_WHAT YOU SHOULD DO_.
Set down each record exactly as written.

_THE RECORDS_.
_ _ _ _
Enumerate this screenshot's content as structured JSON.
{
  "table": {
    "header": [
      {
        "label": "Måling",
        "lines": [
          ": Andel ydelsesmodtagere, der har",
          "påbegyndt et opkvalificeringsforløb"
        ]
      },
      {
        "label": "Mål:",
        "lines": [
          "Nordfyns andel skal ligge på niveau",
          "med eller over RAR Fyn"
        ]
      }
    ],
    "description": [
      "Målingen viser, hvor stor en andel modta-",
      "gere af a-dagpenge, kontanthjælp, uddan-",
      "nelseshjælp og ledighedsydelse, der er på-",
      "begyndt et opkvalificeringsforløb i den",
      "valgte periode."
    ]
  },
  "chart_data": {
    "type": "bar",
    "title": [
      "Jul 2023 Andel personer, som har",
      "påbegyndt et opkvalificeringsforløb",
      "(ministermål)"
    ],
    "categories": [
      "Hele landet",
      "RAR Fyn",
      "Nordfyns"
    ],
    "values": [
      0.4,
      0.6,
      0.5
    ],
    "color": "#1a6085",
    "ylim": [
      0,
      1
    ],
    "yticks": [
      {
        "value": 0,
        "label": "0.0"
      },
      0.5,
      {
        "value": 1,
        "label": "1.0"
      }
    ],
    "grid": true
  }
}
_ _ _ _
_IN RESPONSE_.
Enumerate this screenshot's content as structured JSON.
{
  "table": {
    "header": [
      {
        "label": "Måling",
        "lines": [
          ": Andel ydelsesmodtagere, der har",
          "påbegyndt et opkvalificeringsforløb"
        ]
      },
      {
        "label": "Mål:",
        "lines": [
          "Nordfyns andel skal ligge på niveau",
          "med eller over RAR Fyn"
        ]
      }
    ],
    "description": [
      "Målingen viser, hvor stor en andel modta-",
      "gere af a-dagpenge, kontanthjælp, uddan-",
      "nelseshjælp og ledighedsydelse, der er på-",
      "begyndt et opkvalificeringsforløb i den",
      "valgte periode."
    ]
  },
  "chart_data": {
    "type": "bar",
    "title": [
      "Jul 2023 Andel personer, som har",
      "påbegyndt et opkvalificeringsforløb",
      "(ministermål)"
    ],
    "categories": [
      "Hele landet",
      "RAR Fyn",
      "Nordfyns"
    ],
    "values": [
      0.4,
      0.6,
      0.5
    ],
    "color": "#1a6085",
    "ylim": [
      0,
      1
    ],
    "yticks": [
      {
        "value": 0,
        "label": "0.0"
      },
      0.5,
      {
        "value": 1,
        "label": "1.0"
      }
    ],
    "grid": true
  }
}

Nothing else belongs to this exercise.